**The problem:** Write out every line of the data below word for word, keeping each number and mark unchanged.

**Records supplied:**

══════════════════════════════

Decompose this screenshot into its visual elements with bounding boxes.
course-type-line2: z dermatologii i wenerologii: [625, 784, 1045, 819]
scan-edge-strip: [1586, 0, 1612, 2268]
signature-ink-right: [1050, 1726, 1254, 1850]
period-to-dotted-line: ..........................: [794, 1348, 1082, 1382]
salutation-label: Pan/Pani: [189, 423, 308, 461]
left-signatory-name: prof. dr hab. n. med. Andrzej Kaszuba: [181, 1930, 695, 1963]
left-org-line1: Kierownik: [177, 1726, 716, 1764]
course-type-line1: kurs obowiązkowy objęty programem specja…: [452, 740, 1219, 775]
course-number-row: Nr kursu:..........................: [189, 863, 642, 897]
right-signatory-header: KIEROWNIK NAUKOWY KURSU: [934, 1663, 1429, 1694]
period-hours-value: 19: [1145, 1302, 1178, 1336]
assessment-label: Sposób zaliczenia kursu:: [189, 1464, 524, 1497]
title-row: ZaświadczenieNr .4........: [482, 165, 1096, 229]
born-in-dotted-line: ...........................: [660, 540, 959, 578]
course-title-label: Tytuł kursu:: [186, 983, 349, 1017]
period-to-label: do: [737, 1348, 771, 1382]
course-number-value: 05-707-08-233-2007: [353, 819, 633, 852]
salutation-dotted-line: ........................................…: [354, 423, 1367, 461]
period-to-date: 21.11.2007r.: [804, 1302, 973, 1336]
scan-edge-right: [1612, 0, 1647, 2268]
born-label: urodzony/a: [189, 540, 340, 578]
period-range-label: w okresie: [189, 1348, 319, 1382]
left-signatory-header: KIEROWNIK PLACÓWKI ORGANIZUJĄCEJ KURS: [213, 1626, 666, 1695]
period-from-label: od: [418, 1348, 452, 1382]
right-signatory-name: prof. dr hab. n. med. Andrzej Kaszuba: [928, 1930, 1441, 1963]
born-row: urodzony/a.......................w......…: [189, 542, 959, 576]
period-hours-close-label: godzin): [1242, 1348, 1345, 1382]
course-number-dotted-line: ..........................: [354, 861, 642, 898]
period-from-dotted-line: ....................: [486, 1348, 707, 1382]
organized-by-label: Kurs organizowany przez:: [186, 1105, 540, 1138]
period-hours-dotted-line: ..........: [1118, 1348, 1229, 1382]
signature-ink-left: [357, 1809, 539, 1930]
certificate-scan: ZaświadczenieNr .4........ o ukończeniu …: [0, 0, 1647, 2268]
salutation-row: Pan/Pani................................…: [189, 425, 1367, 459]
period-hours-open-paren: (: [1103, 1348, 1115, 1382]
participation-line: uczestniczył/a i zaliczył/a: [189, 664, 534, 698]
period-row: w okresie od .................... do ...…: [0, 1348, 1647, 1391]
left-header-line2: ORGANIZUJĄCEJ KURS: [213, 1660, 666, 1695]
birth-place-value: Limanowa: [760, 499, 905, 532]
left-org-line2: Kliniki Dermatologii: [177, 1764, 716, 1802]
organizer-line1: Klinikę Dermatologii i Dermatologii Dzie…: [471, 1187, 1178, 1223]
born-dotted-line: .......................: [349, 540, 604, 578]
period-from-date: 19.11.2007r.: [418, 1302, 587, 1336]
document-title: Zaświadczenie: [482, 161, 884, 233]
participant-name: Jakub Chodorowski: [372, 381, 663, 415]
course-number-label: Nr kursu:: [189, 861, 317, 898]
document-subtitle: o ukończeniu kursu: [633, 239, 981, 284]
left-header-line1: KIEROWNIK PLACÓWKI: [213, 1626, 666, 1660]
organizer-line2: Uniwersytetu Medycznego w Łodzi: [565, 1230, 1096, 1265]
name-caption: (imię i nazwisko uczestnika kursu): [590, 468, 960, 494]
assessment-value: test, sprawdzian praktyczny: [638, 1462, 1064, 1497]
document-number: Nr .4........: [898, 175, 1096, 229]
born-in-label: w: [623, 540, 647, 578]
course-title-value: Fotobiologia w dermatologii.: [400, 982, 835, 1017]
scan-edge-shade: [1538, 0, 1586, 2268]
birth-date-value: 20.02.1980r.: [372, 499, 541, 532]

══════════════════════════════

**Result of this task:**
Decompose this screenshot into its visual elements with bounding boxes.
course-type-line2: z dermatologii i wenerologii: [625, 784, 1045, 819]
scan-edge-strip: [1586, 0, 1612, 2268]
signature-ink-right: [1050, 1726, 1254, 1850]
period-to-dotted-line: ..........................: [794, 1348, 1082, 1382]
salutation-label: Pan/Pani: [189, 423, 308, 461]
left-signatory-name: prof. dr hab. n. med. Andrzej Kaszuba: [181, 1930, 695, 1963]
left-org-line1: Kierownik: [177, 1726, 716, 1764]
course-type-line1: kurs obowiązkowy objęty programem specja…: [452, 740, 1219, 775]
course-number-row: Nr kursu:..........................: [189, 863, 642, 897]
right-signatory-header: KIEROWNIK NAUKOWY KURSU: [934, 1663, 1429, 1694]
period-hours-value: 19: [1145, 1302, 1178, 1336]
assessment-label: Sposób zaliczenia kursu:: [189, 1464, 524, 1497]
title-row: ZaświadczenieNr .4........: [482, 165, 1096, 229]
born-in-dotted-line: ...........................: [660, 540, 959, 578]
course-title-label: Tytuł kursu:: [186, 983, 349, 1017]
period-to-label: do: [737, 1348, 771, 1382]
course-number-value: 05-707-08-233-2007: [353, 819, 633, 852]
salutation-dotted-line: ........................................…: [354, 423, 1367, 461]
period-to-date: 21.11.2007r.: [804, 1302, 973, 1336]
scan-edge-right: [1612, 0, 1647, 2268]
born-label: urodzony/a: [189, 540, 340, 578]
period-range-label: w okresie: [189, 1348, 319, 1382]
left-signatory-header: KIEROWNIK PLACÓWKI ORGANIZUJĄCEJ KURS: [213, 1626, 666, 1695]
period-from-label: od: [418, 1348, 452, 1382]
right-signatory-name: prof. dr hab. n. med. Andrzej Kaszuba: [928, 1930, 1441, 1963]
born-row: urodzony/a.......................w......…: [189, 542, 959, 576]
period-hours-close-label: godzin): [1242, 1348, 1345, 1382]
course-number-dotted-line: ..........................: [354, 861, 642, 898]
period-from-dotted-line: ....................: [486, 1348, 707, 1382]
organized-by-label: Kurs organizowany przez:: [186, 1105, 540, 1138]
period-hours-dotted-line: ..........: [1118, 1348, 1229, 1382]
signature-ink-left: [357, 1809, 539, 1930]
certificate-scan: ZaświadczenieNr .4........ o ukończeniu …: [0, 0, 1647, 2268]
salutation-row: Pan/Pani................................…: [189, 425, 1367, 459]
period-hours-open-paren: (: [1103, 1348, 1115, 1382]
participation-line: uczestniczył/a i zaliczył/a: [189, 664, 534, 698]
period-row: w okresie od .................... do ...…: [0, 1348, 1647, 1391]
left-header-line2: ORGANIZUJĄCEJ KURS: [213, 1660, 666, 1695]
birth-place-value: Limanowa: [760, 499, 905, 532]
left-org-line2: Kliniki Dermatologii: [177, 1764, 716, 1802]
organizer-line1: Klinikę Dermatologii i Dermatologii Dzie…: [471, 1187, 1178, 1223]
born-dotted-line: .......................: [349, 540, 604, 578]
period-from-date: 19.11.2007r.: [418, 1302, 587, 1336]
document-title: Zaświadczenie: [482, 161, 884, 233]
participant-name: Jakub Chodorowski: [372, 381, 663, 415]
course-number-label: Nr kursu:: [189, 861, 317, 898]
document-subtitle: o ukończeniu kursu: [633, 239, 981, 284]
left-header-line1: KIEROWNIK PLACÓWKI: [213, 1626, 666, 1660]
organizer-line2: Uniwersytetu Medycznego w Łodzi: [565, 1230, 1096, 1265]
name-caption: (imię i nazwisko uczestnika kursu): [590, 468, 960, 494]
assessment-value: test, sprawdzian praktyczny: [638, 1462, 1064, 1497]
document-number: Nr .4........: [898, 175, 1096, 229]
born-in-label: w: [623, 540, 647, 578]
course-title-value: Fotobiologia w dermatologii.: [400, 982, 835, 1017]
scan-edge-shade: [1538, 0, 1586, 2268]
birth-date-value: 20.02.1980r.: [372, 499, 541, 532]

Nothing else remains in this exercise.